Check each line of the listing, and copy it if it contains the word "风貌乡土".

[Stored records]
= = = = =
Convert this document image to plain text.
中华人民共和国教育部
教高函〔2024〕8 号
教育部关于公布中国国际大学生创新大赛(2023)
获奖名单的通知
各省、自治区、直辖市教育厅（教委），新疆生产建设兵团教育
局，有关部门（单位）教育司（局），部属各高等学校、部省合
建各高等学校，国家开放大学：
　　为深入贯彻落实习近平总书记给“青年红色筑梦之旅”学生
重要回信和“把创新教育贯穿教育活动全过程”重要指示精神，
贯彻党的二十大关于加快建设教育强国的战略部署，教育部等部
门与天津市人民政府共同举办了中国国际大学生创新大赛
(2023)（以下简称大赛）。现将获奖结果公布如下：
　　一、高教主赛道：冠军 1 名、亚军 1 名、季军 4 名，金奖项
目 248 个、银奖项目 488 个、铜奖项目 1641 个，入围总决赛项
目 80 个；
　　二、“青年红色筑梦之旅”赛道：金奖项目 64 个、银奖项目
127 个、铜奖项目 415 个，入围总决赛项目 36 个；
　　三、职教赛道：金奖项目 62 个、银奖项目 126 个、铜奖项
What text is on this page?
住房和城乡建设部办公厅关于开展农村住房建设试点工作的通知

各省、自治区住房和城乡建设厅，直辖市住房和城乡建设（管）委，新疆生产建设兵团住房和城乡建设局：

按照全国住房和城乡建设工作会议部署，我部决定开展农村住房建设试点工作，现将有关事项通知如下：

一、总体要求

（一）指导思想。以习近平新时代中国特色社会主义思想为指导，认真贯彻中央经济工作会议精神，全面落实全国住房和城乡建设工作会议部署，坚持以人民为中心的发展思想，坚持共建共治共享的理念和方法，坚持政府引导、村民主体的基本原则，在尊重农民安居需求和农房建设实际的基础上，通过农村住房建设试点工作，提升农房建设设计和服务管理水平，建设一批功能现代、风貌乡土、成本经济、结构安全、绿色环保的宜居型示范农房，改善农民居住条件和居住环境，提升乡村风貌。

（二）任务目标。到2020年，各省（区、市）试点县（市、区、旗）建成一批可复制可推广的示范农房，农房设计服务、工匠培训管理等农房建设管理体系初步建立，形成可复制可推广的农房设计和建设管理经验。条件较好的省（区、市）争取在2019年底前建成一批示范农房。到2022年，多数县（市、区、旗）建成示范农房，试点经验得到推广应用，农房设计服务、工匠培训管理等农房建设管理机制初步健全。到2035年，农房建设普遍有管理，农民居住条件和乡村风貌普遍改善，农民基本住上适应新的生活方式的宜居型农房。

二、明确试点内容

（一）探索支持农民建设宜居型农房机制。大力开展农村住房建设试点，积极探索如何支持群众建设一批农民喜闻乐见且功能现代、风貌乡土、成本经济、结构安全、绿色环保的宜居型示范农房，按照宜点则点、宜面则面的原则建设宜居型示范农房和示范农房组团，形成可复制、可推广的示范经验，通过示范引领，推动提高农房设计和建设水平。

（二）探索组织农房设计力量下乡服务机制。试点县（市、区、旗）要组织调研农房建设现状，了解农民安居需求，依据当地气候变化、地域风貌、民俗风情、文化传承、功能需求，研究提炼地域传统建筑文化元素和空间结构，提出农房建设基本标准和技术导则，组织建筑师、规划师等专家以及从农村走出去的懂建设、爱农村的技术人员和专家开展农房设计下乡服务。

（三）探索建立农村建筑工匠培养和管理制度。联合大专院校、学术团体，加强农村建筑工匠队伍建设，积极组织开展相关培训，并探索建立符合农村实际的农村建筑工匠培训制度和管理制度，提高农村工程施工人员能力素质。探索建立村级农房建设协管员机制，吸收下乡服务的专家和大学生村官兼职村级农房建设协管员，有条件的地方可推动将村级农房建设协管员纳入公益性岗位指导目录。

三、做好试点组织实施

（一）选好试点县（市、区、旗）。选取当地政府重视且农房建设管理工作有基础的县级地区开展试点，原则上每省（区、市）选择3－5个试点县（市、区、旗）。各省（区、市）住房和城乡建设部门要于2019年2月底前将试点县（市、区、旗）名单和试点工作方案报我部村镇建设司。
= = = = =
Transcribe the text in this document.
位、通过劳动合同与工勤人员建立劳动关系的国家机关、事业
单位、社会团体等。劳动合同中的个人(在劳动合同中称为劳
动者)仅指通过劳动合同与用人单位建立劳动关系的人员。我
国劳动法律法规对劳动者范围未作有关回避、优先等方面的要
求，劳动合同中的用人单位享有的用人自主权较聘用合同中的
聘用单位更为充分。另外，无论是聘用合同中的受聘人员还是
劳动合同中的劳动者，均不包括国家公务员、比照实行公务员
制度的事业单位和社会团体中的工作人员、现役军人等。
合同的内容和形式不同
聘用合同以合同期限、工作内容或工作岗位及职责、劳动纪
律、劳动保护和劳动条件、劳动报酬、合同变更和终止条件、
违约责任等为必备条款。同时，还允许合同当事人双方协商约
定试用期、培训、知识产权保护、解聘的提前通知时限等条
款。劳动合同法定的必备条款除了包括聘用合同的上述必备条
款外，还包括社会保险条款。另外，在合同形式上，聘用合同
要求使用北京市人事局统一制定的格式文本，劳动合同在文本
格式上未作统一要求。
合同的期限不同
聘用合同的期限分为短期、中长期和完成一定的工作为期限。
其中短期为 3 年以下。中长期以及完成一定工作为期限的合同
= = = = =
Task response:
（一）指导思想。以习近平新时代中国特色社会主义思想为指导，认真贯彻中央经济工作会议精神，全面落实全国住房和城乡建设工作会议部署，坚持以人民为中心的发展思想，坚持共建共治共享的理念和方法，坚持政府引导、村民主体的基本原则，在尊重农民安居需求和农房建设实际的基础上，通过农村住房建设试点工作，提升农房建设设计和服务管理水平，建设一批功能现代、风貌乡土、成本经济、结构安全、绿色环保的宜居型示范农房，改善农民居住条件和居住环境，提升乡村风貌。
（一）探索支持农民建设宜居型农房机制。大力开展农村住房建设试点，积极探索如何支持群众建设一批农民喜闻乐见且功能现代、风貌乡土、成本经济、结构安全、绿色环保的宜居型示范农房，按照宜点则点、宜面则面的原则建设宜居型示范农房和示范农房组团，形成可复制、可推广的示范经验，通过示范引领，推动提高农房设计和建设水平。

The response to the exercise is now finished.